WHAT IS NEEDED
Write out all the lines again, precisely as they stand, but without the images.

EXERCISE DATA
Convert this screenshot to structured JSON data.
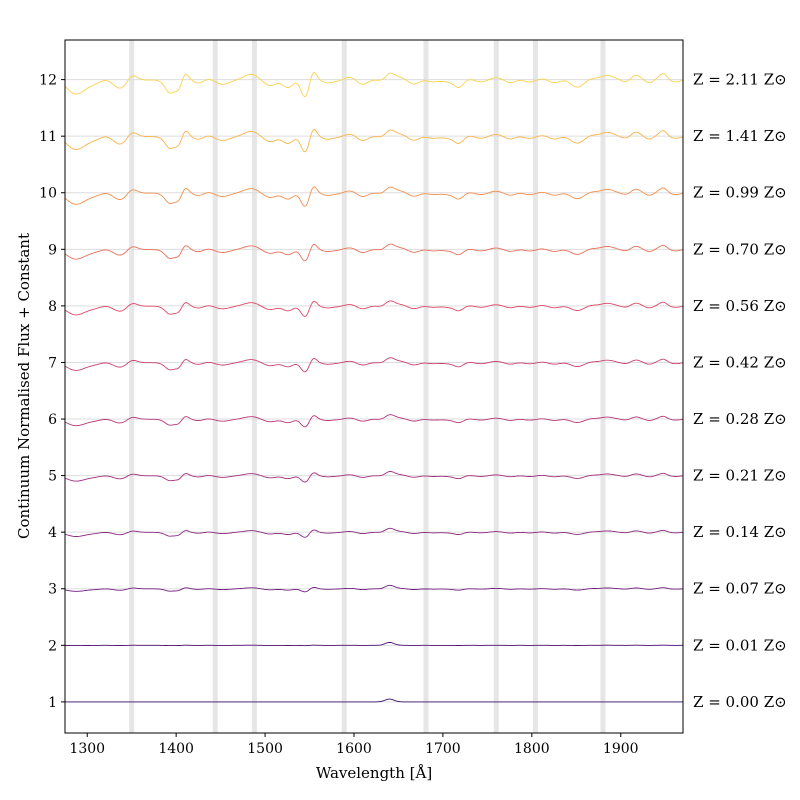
{
  "chart_data": {
    "type": "line",
    "title": "",
    "xlabel": "Wavelength [Å]",
    "ylabel": "Continuum Normalised Flux + Constant",
    "xlim": [
      1275,
      1970
    ],
    "ylim": [
      0.45,
      12.7
    ],
    "xticks": [
      1300,
      1400,
      1500,
      1600,
      1700,
      1800,
      1900
    ],
    "yticks": [
      1,
      2,
      3,
      4,
      5,
      6,
      7,
      8,
      9,
      10,
      11,
      12
    ],
    "grid": "horizontal",
    "highlight_bands": [
      1350,
      1444,
      1488,
      1589,
      1681,
      1760,
      1804,
      1880
    ],
    "series": [
      {
        "label": "Z = 0.00 Z⊙",
        "z_value": "0.00",
        "offset": 1,
        "strength": 0.0,
        "color": "#3b0f70"
      },
      {
        "label": "Z = 0.01 Z⊙",
        "z_value": "0.01",
        "offset": 2,
        "strength": 0.02,
        "color": "#51127c"
      },
      {
        "label": "Z = 0.07 Z⊙",
        "z_value": "0.07",
        "offset": 3,
        "strength": 0.18,
        "color": "#721f81"
      },
      {
        "label": "Z = 0.14 Z⊙",
        "z_value": "0.14",
        "offset": 4,
        "strength": 0.3,
        "color": "#8c2981"
      },
      {
        "label": "Z = 0.21 Z⊙",
        "z_value": "0.21",
        "offset": 5,
        "strength": 0.38,
        "color": "#a3307e"
      },
      {
        "label": "Z = 0.28 Z⊙",
        "z_value": "0.28",
        "offset": 6,
        "strength": 0.46,
        "color": "#b73779"
      },
      {
        "label": "Z = 0.42 Z⊙",
        "z_value": "0.42",
        "offset": 7,
        "strength": 0.55,
        "color": "#c94072"
      },
      {
        "label": "Z = 0.56 Z⊙",
        "z_value": "0.56",
        "offset": 8,
        "strength": 0.62,
        "color": "#de4968"
      },
      {
        "label": "Z = 0.70 Z⊙",
        "z_value": "0.70",
        "offset": 9,
        "strength": 0.68,
        "color": "#e8705a"
      },
      {
        "label": "Z = 0.99 Z⊙",
        "z_value": "0.99",
        "offset": 10,
        "strength": 0.8,
        "color": "#f3904f"
      },
      {
        "label": "Z = 1.41 Z⊙",
        "z_value": "1.41",
        "offset": 11,
        "strength": 0.92,
        "color": "#f8b54a"
      },
      {
        "label": "Z = 2.11 Z⊙",
        "z_value": "2.11",
        "offset": 12,
        "strength": 1.0,
        "color": "#fbd24e"
      }
    ],
    "features": [
      {
        "center": 1290,
        "width": 14,
        "depth": 0.22
      },
      {
        "center": 1335,
        "width": 8,
        "depth": 0.12
      },
      {
        "center": 1350,
        "width": 5,
        "depth": -0.08
      },
      {
        "center": 1380,
        "width": 8,
        "depth": 0.05
      },
      {
        "center": 1393,
        "width": 5,
        "depth": 0.18
      },
      {
        "center": 1403,
        "width": 4,
        "depth": 0.16
      },
      {
        "center": 1410,
        "width": 4,
        "depth": -0.12
      },
      {
        "center": 1427,
        "width": 6,
        "depth": 0.08
      },
      {
        "center": 1456,
        "width": 8,
        "depth": 0.06
      },
      {
        "center": 1480,
        "width": 9,
        "depth": -0.06
      },
      {
        "center": 1507,
        "width": 7,
        "depth": 0.08
      },
      {
        "center": 1526,
        "width": 6,
        "depth": 0.12
      },
      {
        "center": 1545,
        "width": 5,
        "depth": 0.35
      },
      {
        "center": 1554,
        "width": 4,
        "depth": -0.2
      },
      {
        "center": 1570,
        "width": 5,
        "depth": 0.05
      },
      {
        "center": 1609,
        "width": 6,
        "depth": 0.07
      },
      {
        "center": 1640,
        "width": 5,
        "depth": -0.07
      },
      {
        "center": 1668,
        "width": 6,
        "depth": 0.07
      },
      {
        "center": 1706,
        "width": 7,
        "depth": 0.08
      },
      {
        "center": 1718,
        "width": 5,
        "depth": 0.12
      },
      {
        "center": 1777,
        "width": 6,
        "depth": 0.06
      },
      {
        "center": 1825,
        "width": 8,
        "depth": 0.06
      },
      {
        "center": 1850,
        "width": 8,
        "depth": 0.09
      },
      {
        "center": 1883,
        "width": 6,
        "depth": -0.06
      },
      {
        "center": 1916,
        "width": 5,
        "depth": -0.08
      },
      {
        "center": 1932,
        "width": 5,
        "depth": 0.06
      },
      {
        "center": 1948,
        "width": 4,
        "depth": -0.08
      }
    ],
    "he_emission": {
      "center": 1640,
      "width": 5,
      "height": 0.05
    }
  }
}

RESPONSE BELOW
Convert this screenshot to structured JSON data.
{
  "chart_data": {
    "type": "line",
    "title": "",
    "xlabel": "Wavelength [Å]",
    "ylabel": "Continuum Normalised Flux + Constant",
    "xlim": [
      1275,
      1970
    ],
    "ylim": [
      0.45,
      12.7
    ],
    "xticks": [
      1300,
      1400,
      1500,
      1600,
      1700,
      1800,
      1900
    ],
    "yticks": [
      1,
      2,
      3,
      4,
      5,
      6,
      7,
      8,
      9,
      10,
      11,
      12
    ],
    "grid": "horizontal",
    "highlight_bands": [
      1350,
      1444,
      1488,
      1589,
      1681,
      1760,
      1804,
      1880
    ],
    "series": [
      {
        "label": "Z = 0.00 Z⊙",
        "z_value": "0.00",
        "offset": 1,
        "strength": 0.0,
        "color": "#3b0f70"
      },
      {
        "label": "Z = 0.01 Z⊙",
        "z_value": "0.01",
        "offset": 2,
        "strength": 0.02,
        "color": "#51127c"
      },
      {
        "label": "Z = 0.07 Z⊙",
        "z_value": "0.07",
        "offset": 3,
        "strength": 0.18,
        "color": "#721f81"
      },
      {
        "label": "Z = 0.14 Z⊙",
        "z_value": "0.14",
        "offset": 4,
        "strength": 0.3,
        "color": "#8c2981"
      },
      {
        "label": "Z = 0.21 Z⊙",
        "z_value": "0.21",
        "offset": 5,
        "strength": 0.38,
        "color": "#a3307e"
      },
      {
        "label": "Z = 0.28 Z⊙",
        "z_value": "0.28",
        "offset": 6,
        "strength": 0.46,
        "color": "#b73779"
      },
      {
        "label": "Z = 0.42 Z⊙",
        "z_value": "0.42",
        "offset": 7,
        "strength": 0.55,
        "color": "#c94072"
      },
      {
        "label": "Z = 0.56 Z⊙",
        "z_value": "0.56",
        "offset": 8,
        "strength": 0.62,
        "color": "#de4968"
      },
      {
        "label": "Z = 0.70 Z⊙",
        "z_value": "0.70",
        "offset": 9,
        "strength": 0.68,
        "color": "#e8705a"
      },
      {
        "label": "Z = 0.99 Z⊙",
        "z_value": "0.99",
        "offset": 10,
        "strength": 0.8,
        "color": "#f3904f"
      },
      {
        "label": "Z = 1.41 Z⊙",
        "z_value": "1.41",
        "offset": 11,
        "strength": 0.92,
        "color": "#f8b54a"
      },
      {
        "label": "Z = 2.11 Z⊙",
        "z_value": "2.11",
        "offset": 12,
        "strength": 1.0,
        "color": "#fbd24e"
      }
    ],
    "features": [
      {
        "center": 1290,
        "width": 14,
        "depth": 0.22
      },
      {
        "center": 1335,
        "width": 8,
        "depth": 0.12
      },
      {
        "center": 1350,
        "width": 5,
        "depth": -0.08
      },
      {
        "center": 1380,
        "width": 8,
        "depth": 0.05
      },
      {
        "center": 1393,
        "width": 5,
        "depth": 0.18
      },
      {
        "center": 1403,
        "width": 4,
        "depth": 0.16
      },
      {
        "center": 1410,
        "width": 4,
        "depth": -0.12
      },
      {
        "center": 1427,
        "width": 6,
        "depth": 0.08
      },
      {
        "center": 1456,
        "width": 8,
        "depth": 0.06
      },
      {
        "center": 1480,
        "width": 9,
        "depth": -0.06
      },
      {
        "center": 1507,
        "width": 7,
        "depth": 0.08
      },
      {
        "center": 1526,
        "width": 6,
        "depth": 0.12
      },
      {
        "center": 1545,
        "width": 5,
        "depth": 0.35
      },
      {
        "center": 1554,
        "width": 4,
        "depth": -0.2
      },
      {
        "center": 1570,
        "width": 5,
        "depth": 0.05
      },
      {
        "center": 1609,
        "width": 6,
        "depth": 0.07
      },
      {
        "center": 1640,
        "width": 5,
        "depth": -0.07
      },
      {
        "center": 1668,
        "width": 6,
        "depth": 0.07
      },
      {
        "center": 1706,
        "width": 7,
        "depth": 0.08
      },
      {
        "center": 1718,
        "width": 5,
        "depth": 0.12
      },
      {
        "center": 1777,
        "width": 6,
        "depth": 0.06
      },
      {
        "center": 1825,
        "width": 8,
        "depth": 0.06
      },
      {
        "center": 1850,
        "width": 8,
        "depth": 0.09
      },
      {
        "center": 1883,
        "width": 6,
        "depth": -0.06
      },
      {
        "center": 1916,
        "width": 5,
        "depth": -0.08
      },
      {
        "center": 1932,
        "width": 5,
        "depth": 0.06
      },
      {
        "center": 1948,
        "width": 4,
        "depth": -0.08
      }
    ],
    "he_emission": {
      "center": 1640,
      "width": 5,
      "height": 0.05
    }
  }
}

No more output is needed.